■ What needs to be done ■
Find the lines with "description" in them and copy them out.
— start Data provided —
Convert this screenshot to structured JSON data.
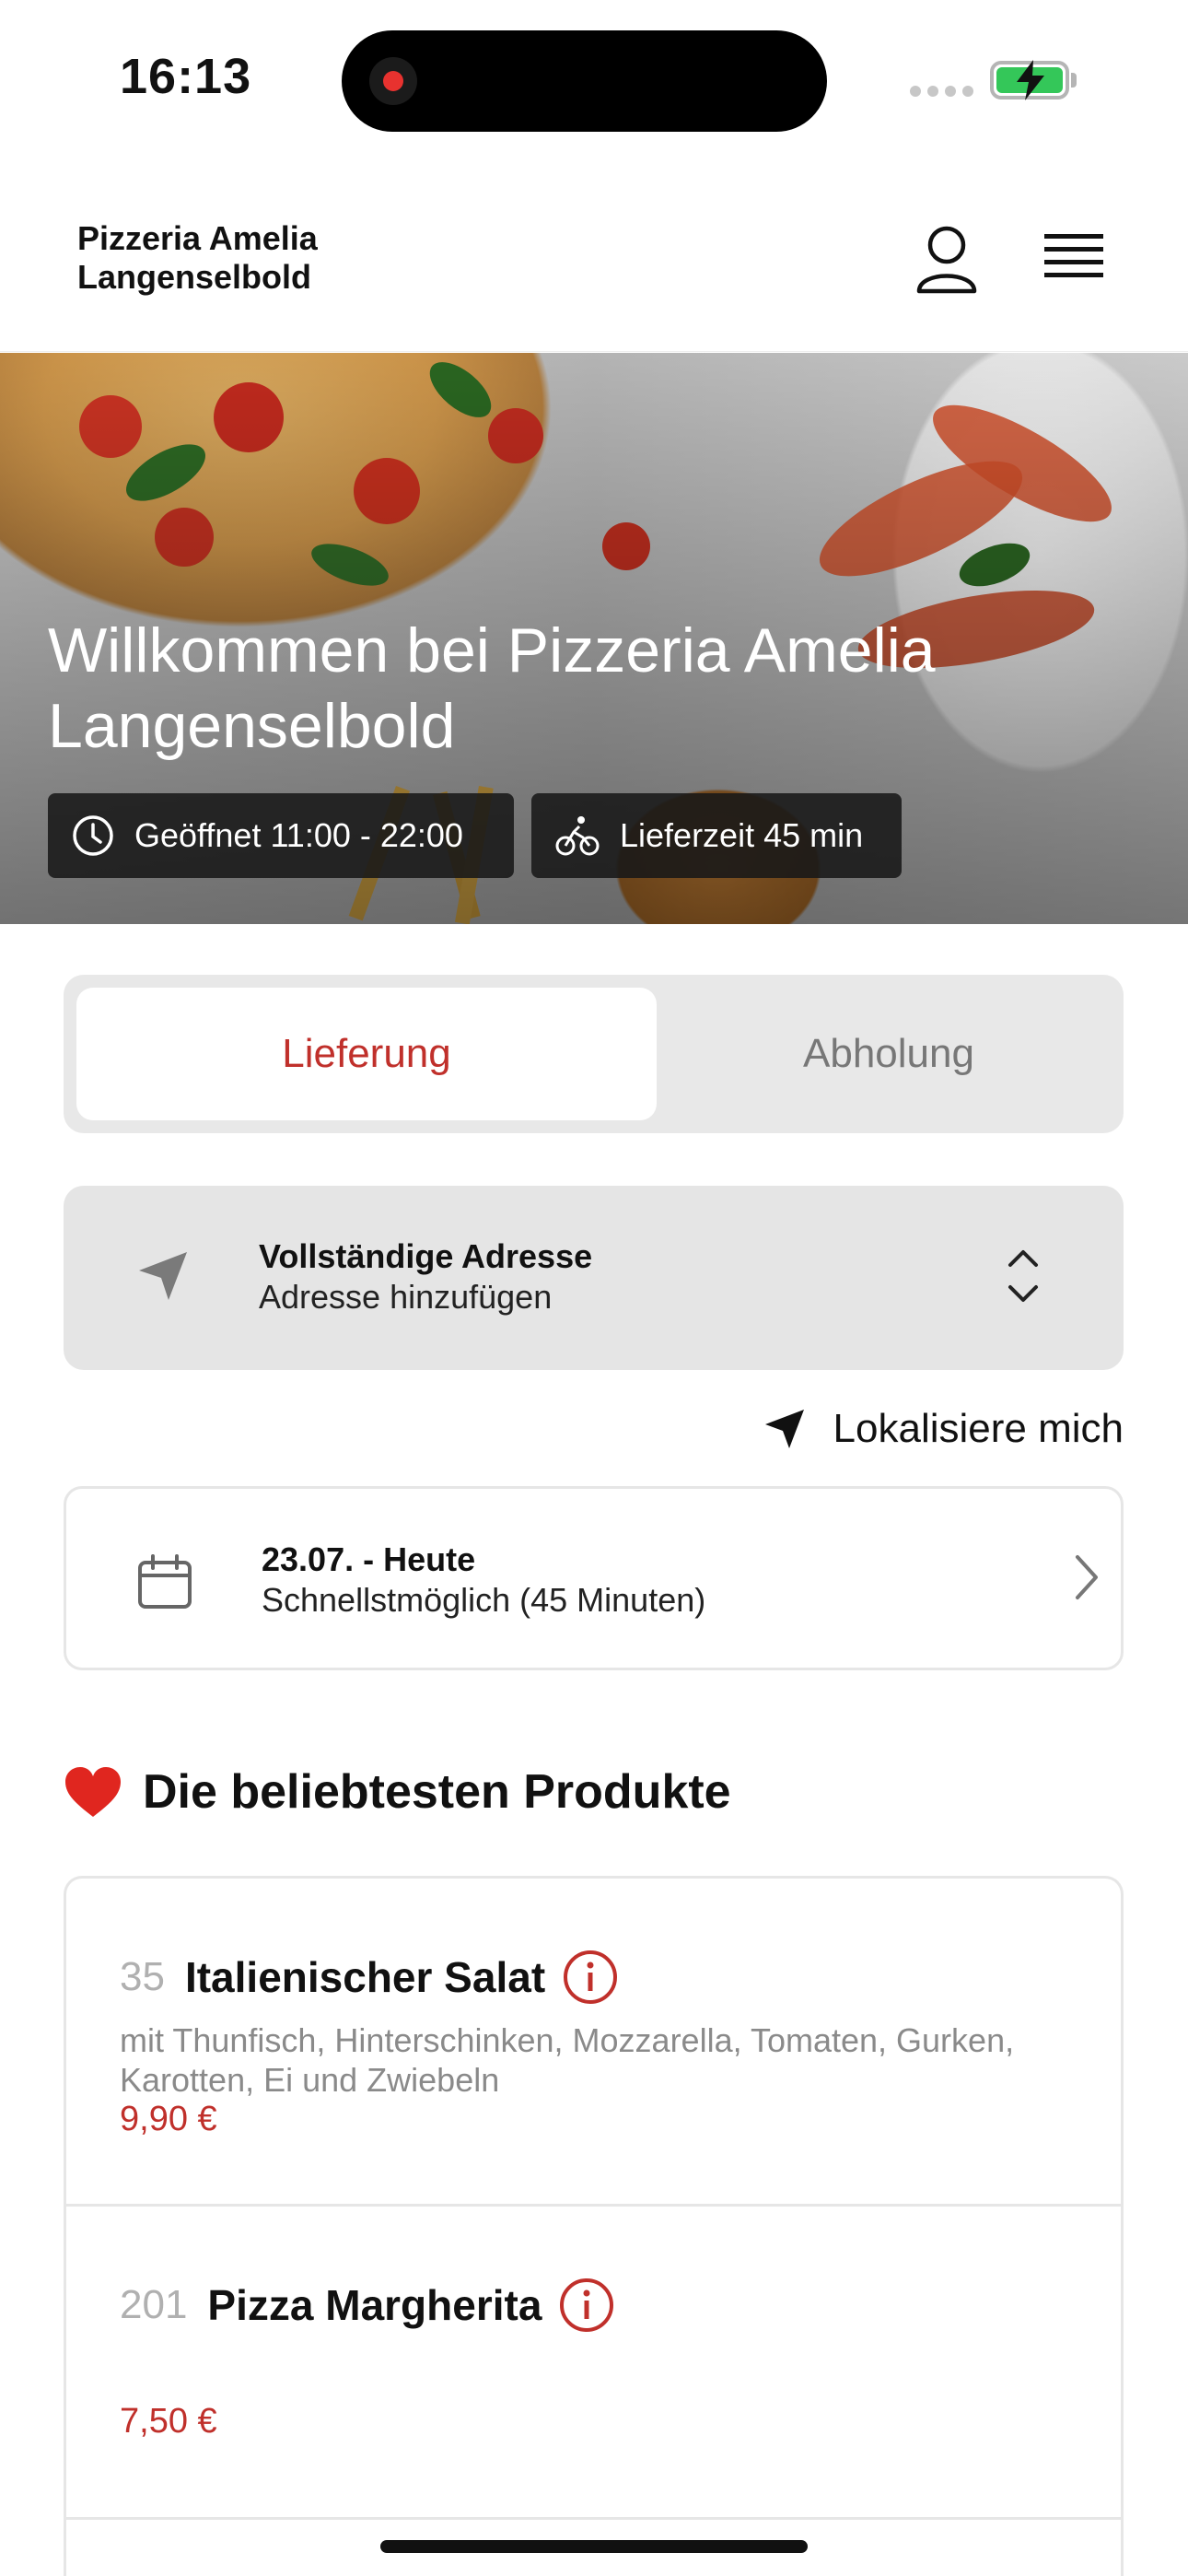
{
  "status_bar": {
    "time": "16:13"
  },
  "header": {
    "brand_line1": "Pizzeria Amelia",
    "brand_line2": "Langenselbold"
  },
  "hero": {
    "title_line1": "Willkommen bei Pizzeria Amelia",
    "title_line2": "Langenselbold",
    "opening_hours": "Geöffnet 11:00 - 22:00",
    "delivery_time": "Lieferzeit 45 min"
  },
  "order_mode": {
    "delivery_label": "Lieferung",
    "pickup_label": "Abholung",
    "selected": "delivery"
  },
  "address": {
    "title": "Vollständige Adresse",
    "subtitle": "Adresse hinzufügen"
  },
  "locate_label": "Lokalisiere mich",
  "schedule": {
    "title": "23.07. - Heute",
    "subtitle": "Schnellstmöglich (45 Minuten)"
  },
  "popular": {
    "heading": "Die beliebtesten Produkte",
    "products": [
      {
        "number": "35",
        "name": "Italienischer Salat",
        "description": "mit Thunfisch, Hinterschinken, Mozzarella, Tomaten, Gurken, Karotten, Ei und Zwiebeln",
        "price": "9,90 €"
      },
      {
        "number": "201",
        "name": "Pizza Margherita",
        "description": "",
        "price": "7,50 €"
      }
    ]
  },
  "colors": {
    "accent": "#c0302b",
    "segment_bg": "#e8e8e8",
    "address_bg": "#e5e5e5",
    "battery": "#34c759"
  },
  "icons": [
    "clock-icon",
    "bicycle-icon",
    "user-icon",
    "menu-icon",
    "navigation-arrow-icon",
    "chevron-up-down-icon",
    "calendar-icon",
    "chevron-right-icon",
    "heart-icon",
    "info-icon"
  ]
}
— end Data provided —
■ Exercise output ■
        "description": "mit Thunfisch, Hinterschinken, Mozzarella, Tomaten, Gurken, Karotten, Ei und Zwiebeln",
        "description": "",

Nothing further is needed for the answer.